[Saved data entries]
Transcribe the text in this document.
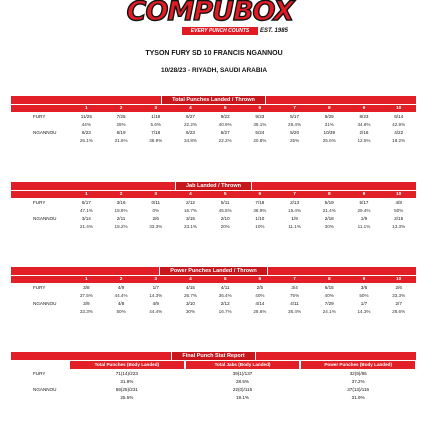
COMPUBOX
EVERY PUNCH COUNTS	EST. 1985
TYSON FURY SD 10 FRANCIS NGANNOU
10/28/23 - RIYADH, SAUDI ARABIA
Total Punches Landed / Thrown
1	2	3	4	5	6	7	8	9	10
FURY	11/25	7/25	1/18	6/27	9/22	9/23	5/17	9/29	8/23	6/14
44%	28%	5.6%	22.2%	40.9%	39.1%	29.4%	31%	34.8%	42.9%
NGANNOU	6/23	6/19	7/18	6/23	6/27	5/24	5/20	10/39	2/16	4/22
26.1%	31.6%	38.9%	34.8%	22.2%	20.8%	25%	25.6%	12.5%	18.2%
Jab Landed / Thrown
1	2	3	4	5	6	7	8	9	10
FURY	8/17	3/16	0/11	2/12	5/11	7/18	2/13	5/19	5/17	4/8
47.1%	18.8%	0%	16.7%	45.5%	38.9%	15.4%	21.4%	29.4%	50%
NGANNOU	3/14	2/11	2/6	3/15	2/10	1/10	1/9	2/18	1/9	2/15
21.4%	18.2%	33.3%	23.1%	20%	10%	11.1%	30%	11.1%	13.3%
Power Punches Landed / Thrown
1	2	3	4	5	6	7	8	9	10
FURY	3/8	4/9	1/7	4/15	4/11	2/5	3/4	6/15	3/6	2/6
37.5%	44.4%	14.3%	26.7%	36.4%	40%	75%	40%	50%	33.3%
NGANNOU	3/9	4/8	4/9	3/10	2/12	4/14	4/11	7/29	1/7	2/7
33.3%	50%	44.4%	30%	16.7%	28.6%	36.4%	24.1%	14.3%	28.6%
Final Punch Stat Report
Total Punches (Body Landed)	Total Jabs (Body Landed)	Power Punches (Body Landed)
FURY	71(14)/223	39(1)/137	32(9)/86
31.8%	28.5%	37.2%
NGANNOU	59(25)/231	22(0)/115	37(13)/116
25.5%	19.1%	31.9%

--

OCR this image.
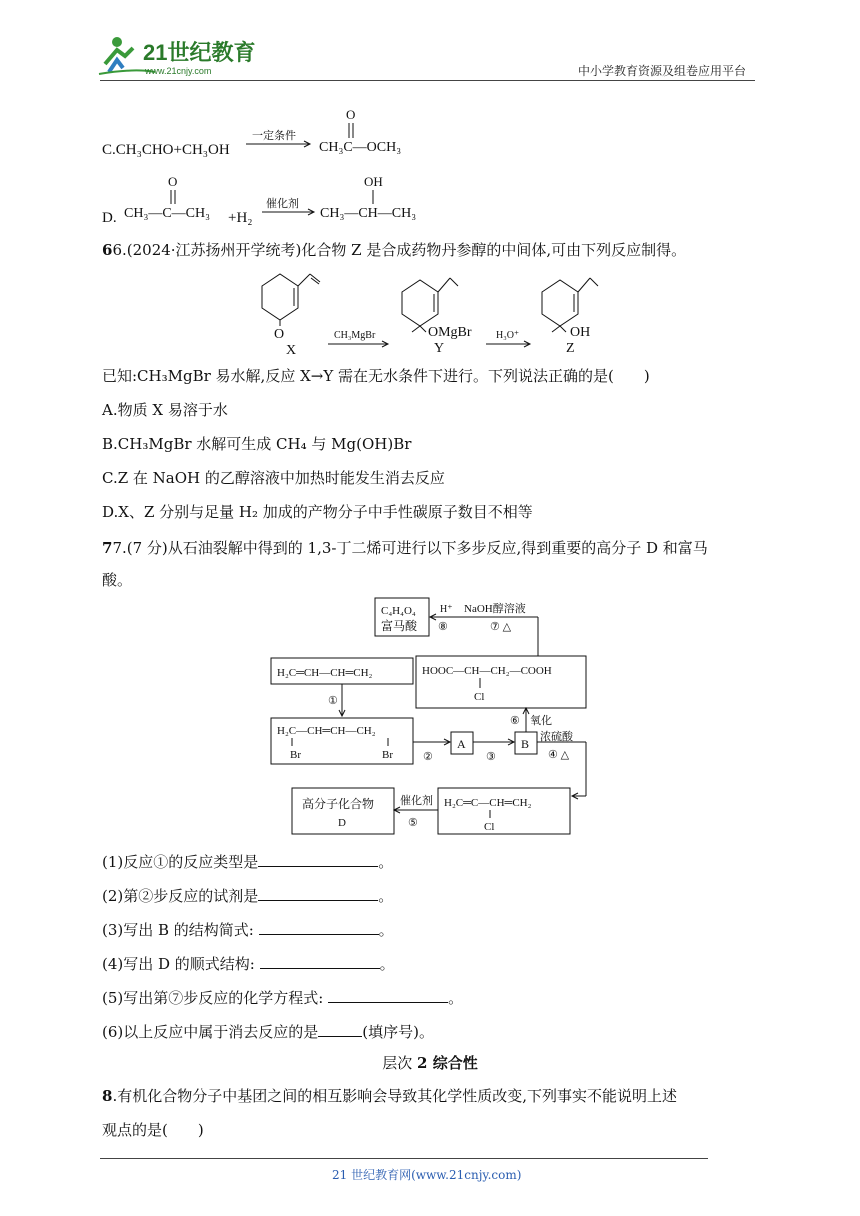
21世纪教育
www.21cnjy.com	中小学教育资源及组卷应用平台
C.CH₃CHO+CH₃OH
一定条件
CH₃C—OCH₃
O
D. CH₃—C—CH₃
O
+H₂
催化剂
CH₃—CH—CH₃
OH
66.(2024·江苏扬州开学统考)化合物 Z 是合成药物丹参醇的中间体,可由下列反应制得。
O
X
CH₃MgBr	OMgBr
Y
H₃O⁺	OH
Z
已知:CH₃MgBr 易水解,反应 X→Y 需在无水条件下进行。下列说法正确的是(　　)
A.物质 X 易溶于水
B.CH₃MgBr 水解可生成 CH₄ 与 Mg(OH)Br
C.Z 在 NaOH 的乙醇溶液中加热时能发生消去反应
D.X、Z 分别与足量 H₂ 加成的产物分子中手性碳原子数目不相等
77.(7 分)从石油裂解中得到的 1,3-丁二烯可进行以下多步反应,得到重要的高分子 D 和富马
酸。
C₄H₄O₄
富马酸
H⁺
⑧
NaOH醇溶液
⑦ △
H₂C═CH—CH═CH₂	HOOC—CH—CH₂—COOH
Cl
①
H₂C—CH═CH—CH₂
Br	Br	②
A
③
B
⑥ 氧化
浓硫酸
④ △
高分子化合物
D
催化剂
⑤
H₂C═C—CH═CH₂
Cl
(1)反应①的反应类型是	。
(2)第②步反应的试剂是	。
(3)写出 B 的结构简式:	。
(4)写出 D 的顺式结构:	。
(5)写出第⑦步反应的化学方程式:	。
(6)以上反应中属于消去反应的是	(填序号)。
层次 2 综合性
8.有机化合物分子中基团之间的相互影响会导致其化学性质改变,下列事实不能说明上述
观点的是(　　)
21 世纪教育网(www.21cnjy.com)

◆ WRITTEN EXERCISE
Copy all lines of the listing above that contain the string "Punches".

◆ WORKED SOLUTION
Total Punches Landed / Thrown
Power Punches Landed / Thrown
Total Punches (Body Landed)	Total Jabs (Body Landed)	Power Punches (Body Landed)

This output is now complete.